* **Task statement**:
Send each entry back exactly as given, pictures excluded.

### Data ###

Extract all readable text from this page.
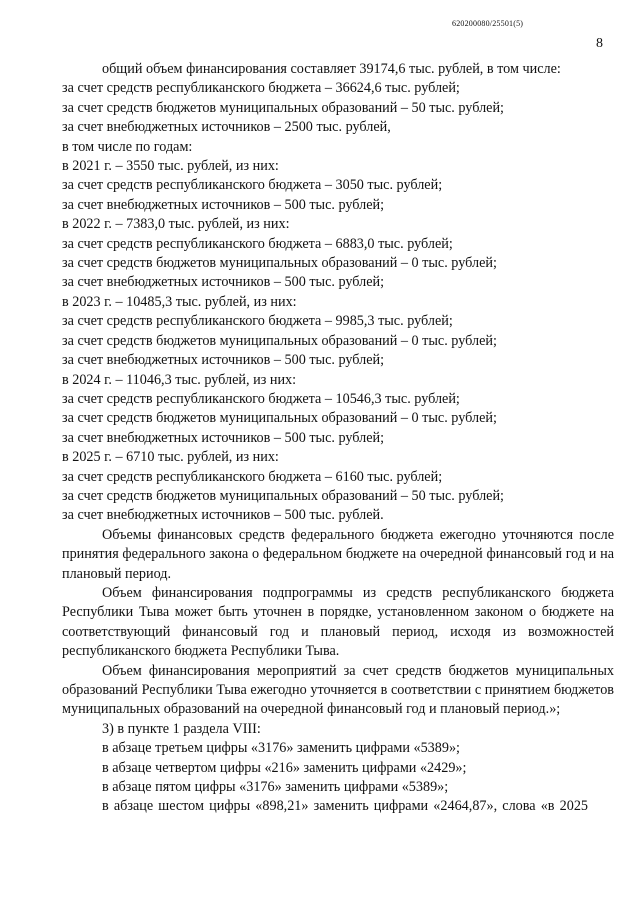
620200080/25501(5)
8
общий объем финансирования составляет 39174,6 тыс. рублей, в том числе:
за счет средств республиканского бюджета – 36624,6 тыс. рублей;
за счет средств бюджетов муниципальных образований – 50 тыс. рублей;
за счет внебюджетных источников – 2500 тыс. рублей,
в том числе по годам:
в 2021 г. – 3550 тыс. рублей, из них:
за счет средств республиканского бюджета – 3050 тыс. рублей;
за счет внебюджетных источников – 500 тыс. рублей;
в 2022 г. – 7383,0 тыс. рублей, из них:
за счет средств республиканского бюджета – 6883,0 тыс. рублей;
за счет средств бюджетов муниципальных образований – 0 тыс. рублей;
за счет внебюджетных источников – 500 тыс. рублей;
в 2023 г. – 10485,3 тыс. рублей, из них:
за счет средств республиканского бюджета – 9985,3 тыс. рублей;
за счет средств бюджетов муниципальных образований – 0 тыс. рублей;
за счет внебюджетных источников – 500 тыс. рублей;
в 2024 г. – 11046,3 тыс. рублей, из них:
за счет средств республиканского бюджета – 10546,3 тыс. рублей;
за счет средств бюджетов муниципальных образований – 0 тыс. рублей;
за счет внебюджетных источников – 500 тыс. рублей;
в 2025 г. – 6710 тыс. рублей, из них:
за счет средств республиканского бюджета – 6160 тыс. рублей;
за счет средств бюджетов муниципальных образований – 50 тыс. рублей;
за счет внебюджетных источников – 500 тыс. рублей.

Объемы финансовых средств федерального бюджета ежегодно уточняются после принятия федерального закона о федеральном бюджете на очередной финансовый год и на плановый период.

Объем финансирования подпрограммы из средств республиканского бюджета Республики Тыва может быть уточнен в порядке, установленном законом о бюджете на соответствующий финансовый год и плановый период, исходя из возможностей республиканского бюджета Республики Тыва.

Объем финансирования мероприятий за счет средств бюджетов муниципальных образований Республики Тыва ежегодно уточняется в соответствии с принятием бюджетов муниципальных образований на очередной финансовый год и плановый период.»;

3) в пункте 1 раздела VIII:
в абзаце третьем цифры «3176» заменить цифрами «5389»;
в абзаце четвертом цифры «216» заменить цифрами «2429»;
в абзаце пятом цифры «3176» заменить цифрами «5389»;
в абзаце шестом цифры «898,21» заменить цифрами «2464,87», слова «в 2025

###

* **Problem solution**:
Extract all readable text from this page.
620200080/25501(5)
8
общий объем финансирования составляет 39174,6 тыс. рублей, в том числе:
за счет средств республиканского бюджета – 36624,6 тыс. рублей;
за счет средств бюджетов муниципальных образований – 50 тыс. рублей;
за счет внебюджетных источников – 2500 тыс. рублей,
в том числе по годам:
в 2021 г. – 3550 тыс. рублей, из них:
за счет средств республиканского бюджета – 3050 тыс. рублей;
за счет внебюджетных источников – 500 тыс. рублей;
в 2022 г. – 7383,0 тыс. рублей, из них:
за счет средств республиканского бюджета – 6883,0 тыс. рублей;
за счет средств бюджетов муниципальных образований – 0 тыс. рублей;
за счет внебюджетных источников – 500 тыс. рублей;
в 2023 г. – 10485,3 тыс. рублей, из них:
за счет средств республиканского бюджета – 9985,3 тыс. рублей;
за счет средств бюджетов муниципальных образований – 0 тыс. рублей;
за счет внебюджетных источников – 500 тыс. рублей;
в 2024 г. – 11046,3 тыс. рублей, из них:
за счет средств республиканского бюджета – 10546,3 тыс. рублей;
за счет средств бюджетов муниципальных образований – 0 тыс. рублей;
за счет внебюджетных источников – 500 тыс. рублей;
в 2025 г. – 6710 тыс. рублей, из них:
за счет средств республиканского бюджета – 6160 тыс. рублей;
за счет средств бюджетов муниципальных образований – 50 тыс. рублей;
за счет внебюджетных источников – 500 тыс. рублей.

Объемы финансовых средств федерального бюджета ежегодно уточняются после принятия федерального закона о федеральном бюджете на очередной финансовый год и на плановый период.

Объем финансирования подпрограммы из средств республиканского бюджета Республики Тыва может быть уточнен в порядке, установленном законом о бюджете на соответствующий финансовый год и плановый период, исходя из возможностей республиканского бюджета Республики Тыва.

Объем финансирования мероприятий за счет средств бюджетов муниципальных образований Республики Тыва ежегодно уточняется в соответствии с принятием бюджетов муниципальных образований на очередной финансовый год и плановый период.»;

3) в пункте 1 раздела VIII:
в абзаце третьем цифры «3176» заменить цифрами «5389»;
в абзаце четвертом цифры «216» заменить цифрами «2429»;
в абзаце пятом цифры «3176» заменить цифрами «5389»;
в абзаце шестом цифры «898,21» заменить цифрами «2464,87», слова «в 2025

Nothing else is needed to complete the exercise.